> [INSTRUCTION]:
Pick out the lines containing "mondial".

Raw records:
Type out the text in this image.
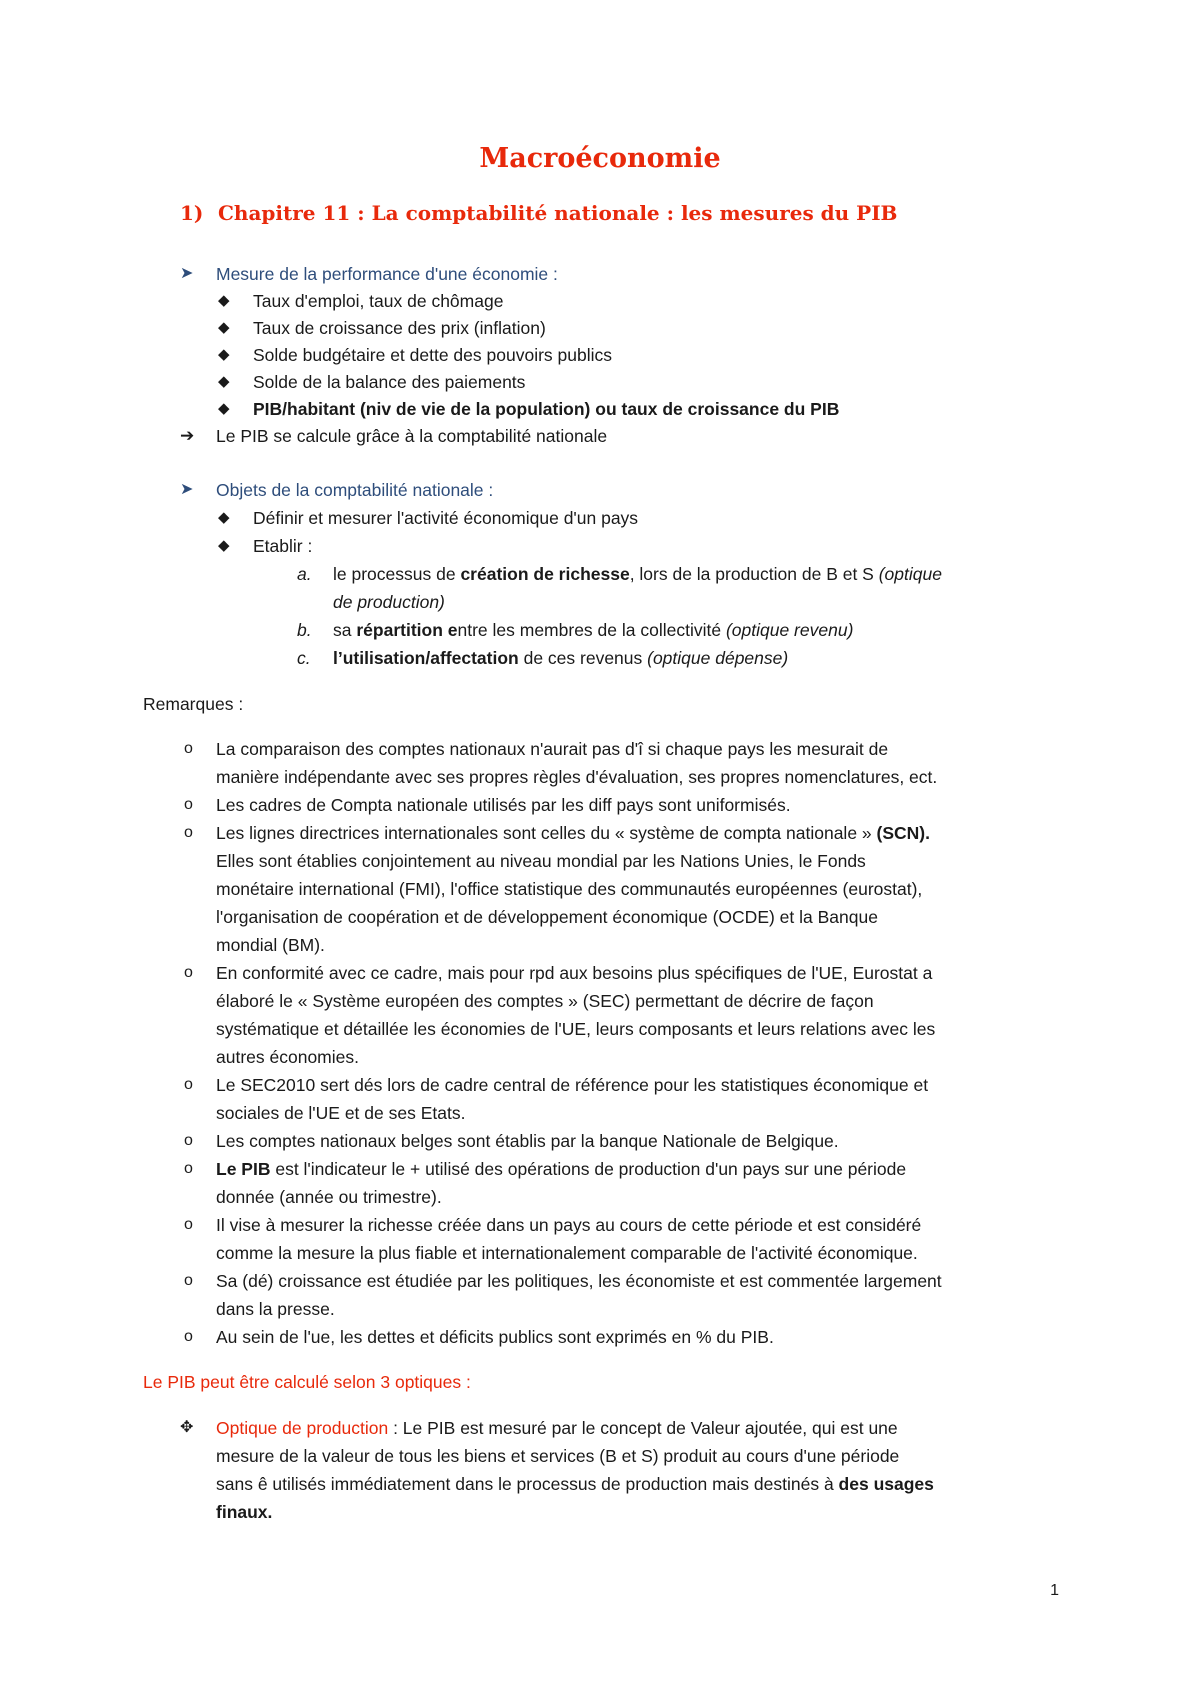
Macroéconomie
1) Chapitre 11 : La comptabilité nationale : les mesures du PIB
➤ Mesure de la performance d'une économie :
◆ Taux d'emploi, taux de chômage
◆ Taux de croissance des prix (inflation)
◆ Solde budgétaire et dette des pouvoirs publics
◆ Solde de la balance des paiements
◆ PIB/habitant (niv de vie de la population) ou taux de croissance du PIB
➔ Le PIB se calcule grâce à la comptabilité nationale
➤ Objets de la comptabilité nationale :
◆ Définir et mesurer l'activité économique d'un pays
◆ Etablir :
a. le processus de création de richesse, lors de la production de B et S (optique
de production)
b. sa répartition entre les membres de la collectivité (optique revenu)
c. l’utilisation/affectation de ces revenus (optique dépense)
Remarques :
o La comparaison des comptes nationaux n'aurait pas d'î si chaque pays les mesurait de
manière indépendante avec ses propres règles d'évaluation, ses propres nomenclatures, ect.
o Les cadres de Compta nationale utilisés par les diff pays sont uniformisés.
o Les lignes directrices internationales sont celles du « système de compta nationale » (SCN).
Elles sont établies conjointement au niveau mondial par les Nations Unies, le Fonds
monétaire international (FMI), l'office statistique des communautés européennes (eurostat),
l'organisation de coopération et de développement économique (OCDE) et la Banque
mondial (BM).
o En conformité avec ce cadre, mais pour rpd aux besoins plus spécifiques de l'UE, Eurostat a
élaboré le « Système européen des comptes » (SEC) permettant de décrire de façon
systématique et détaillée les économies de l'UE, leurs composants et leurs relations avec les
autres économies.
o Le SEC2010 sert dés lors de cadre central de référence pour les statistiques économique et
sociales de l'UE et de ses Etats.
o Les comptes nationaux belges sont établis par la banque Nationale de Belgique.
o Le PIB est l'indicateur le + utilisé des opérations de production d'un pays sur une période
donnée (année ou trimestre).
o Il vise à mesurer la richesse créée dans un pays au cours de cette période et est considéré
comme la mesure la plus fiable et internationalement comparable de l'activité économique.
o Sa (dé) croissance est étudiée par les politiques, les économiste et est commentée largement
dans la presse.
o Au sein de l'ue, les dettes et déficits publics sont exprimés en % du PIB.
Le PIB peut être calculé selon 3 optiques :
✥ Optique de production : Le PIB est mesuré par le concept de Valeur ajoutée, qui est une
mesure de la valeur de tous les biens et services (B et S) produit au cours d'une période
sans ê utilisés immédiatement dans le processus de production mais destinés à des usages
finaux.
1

> [THE ANSWER]:
Elles sont établies conjointement au niveau mondial par les Nations Unies, le Fonds
mondial (BM).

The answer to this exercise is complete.